→ WHAT THE TASK REQUIRES:
Determine how many lines in these records hold "kapcsolódó". Only the number is wanted.

━━━ INFORMATION SHOWN

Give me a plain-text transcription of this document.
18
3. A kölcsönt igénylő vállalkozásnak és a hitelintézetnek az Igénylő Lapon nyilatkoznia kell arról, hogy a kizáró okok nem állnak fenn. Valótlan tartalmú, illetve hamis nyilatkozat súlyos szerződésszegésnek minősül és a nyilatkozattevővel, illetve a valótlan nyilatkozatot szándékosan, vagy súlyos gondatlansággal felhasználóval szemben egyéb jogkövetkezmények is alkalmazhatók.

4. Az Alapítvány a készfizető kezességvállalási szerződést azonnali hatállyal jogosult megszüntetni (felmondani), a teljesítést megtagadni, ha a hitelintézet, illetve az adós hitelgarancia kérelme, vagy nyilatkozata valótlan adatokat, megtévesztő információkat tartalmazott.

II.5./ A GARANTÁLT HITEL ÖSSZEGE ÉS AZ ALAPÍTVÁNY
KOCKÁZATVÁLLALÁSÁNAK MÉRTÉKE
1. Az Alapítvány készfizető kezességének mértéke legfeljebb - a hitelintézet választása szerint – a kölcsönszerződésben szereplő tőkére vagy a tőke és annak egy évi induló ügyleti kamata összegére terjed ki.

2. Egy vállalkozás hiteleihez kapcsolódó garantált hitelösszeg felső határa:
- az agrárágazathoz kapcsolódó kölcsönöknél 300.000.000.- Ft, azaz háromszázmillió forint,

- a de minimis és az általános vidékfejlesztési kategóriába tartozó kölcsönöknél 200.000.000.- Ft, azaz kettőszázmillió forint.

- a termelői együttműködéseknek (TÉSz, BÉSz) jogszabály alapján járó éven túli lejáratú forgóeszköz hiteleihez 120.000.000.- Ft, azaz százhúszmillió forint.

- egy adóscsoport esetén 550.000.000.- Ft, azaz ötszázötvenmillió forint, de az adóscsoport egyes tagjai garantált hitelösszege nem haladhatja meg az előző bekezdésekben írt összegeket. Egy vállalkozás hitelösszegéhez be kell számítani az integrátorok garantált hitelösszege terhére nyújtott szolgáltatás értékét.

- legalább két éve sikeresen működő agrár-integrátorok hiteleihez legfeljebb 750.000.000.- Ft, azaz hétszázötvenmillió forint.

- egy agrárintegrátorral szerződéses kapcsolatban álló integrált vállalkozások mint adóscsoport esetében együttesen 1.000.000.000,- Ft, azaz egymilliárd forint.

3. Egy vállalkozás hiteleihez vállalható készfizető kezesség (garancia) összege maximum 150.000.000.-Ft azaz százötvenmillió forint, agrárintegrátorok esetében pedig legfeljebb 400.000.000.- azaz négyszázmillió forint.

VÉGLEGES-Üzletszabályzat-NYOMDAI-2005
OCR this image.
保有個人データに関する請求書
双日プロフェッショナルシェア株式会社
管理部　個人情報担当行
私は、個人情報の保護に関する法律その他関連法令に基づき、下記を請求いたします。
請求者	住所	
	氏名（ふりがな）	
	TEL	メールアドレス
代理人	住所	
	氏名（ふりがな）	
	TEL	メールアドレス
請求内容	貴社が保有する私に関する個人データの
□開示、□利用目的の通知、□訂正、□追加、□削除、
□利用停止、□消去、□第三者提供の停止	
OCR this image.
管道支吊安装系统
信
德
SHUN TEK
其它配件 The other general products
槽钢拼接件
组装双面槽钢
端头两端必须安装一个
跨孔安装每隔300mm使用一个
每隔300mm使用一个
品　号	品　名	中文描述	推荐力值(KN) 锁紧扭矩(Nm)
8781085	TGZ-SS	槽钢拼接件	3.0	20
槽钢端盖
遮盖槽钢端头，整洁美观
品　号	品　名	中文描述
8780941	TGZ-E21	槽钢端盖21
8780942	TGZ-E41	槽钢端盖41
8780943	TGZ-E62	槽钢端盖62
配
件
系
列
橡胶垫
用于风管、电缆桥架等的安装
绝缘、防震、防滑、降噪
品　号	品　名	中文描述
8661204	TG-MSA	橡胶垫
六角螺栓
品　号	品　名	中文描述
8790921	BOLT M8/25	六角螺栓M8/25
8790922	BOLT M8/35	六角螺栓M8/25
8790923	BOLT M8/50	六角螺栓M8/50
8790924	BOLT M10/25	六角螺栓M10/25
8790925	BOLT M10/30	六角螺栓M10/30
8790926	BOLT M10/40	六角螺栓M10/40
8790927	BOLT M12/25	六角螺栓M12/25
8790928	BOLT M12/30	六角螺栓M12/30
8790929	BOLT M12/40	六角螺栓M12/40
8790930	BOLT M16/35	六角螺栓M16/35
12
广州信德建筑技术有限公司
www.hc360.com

━━━━━━

→ FULL SOLUTION:
2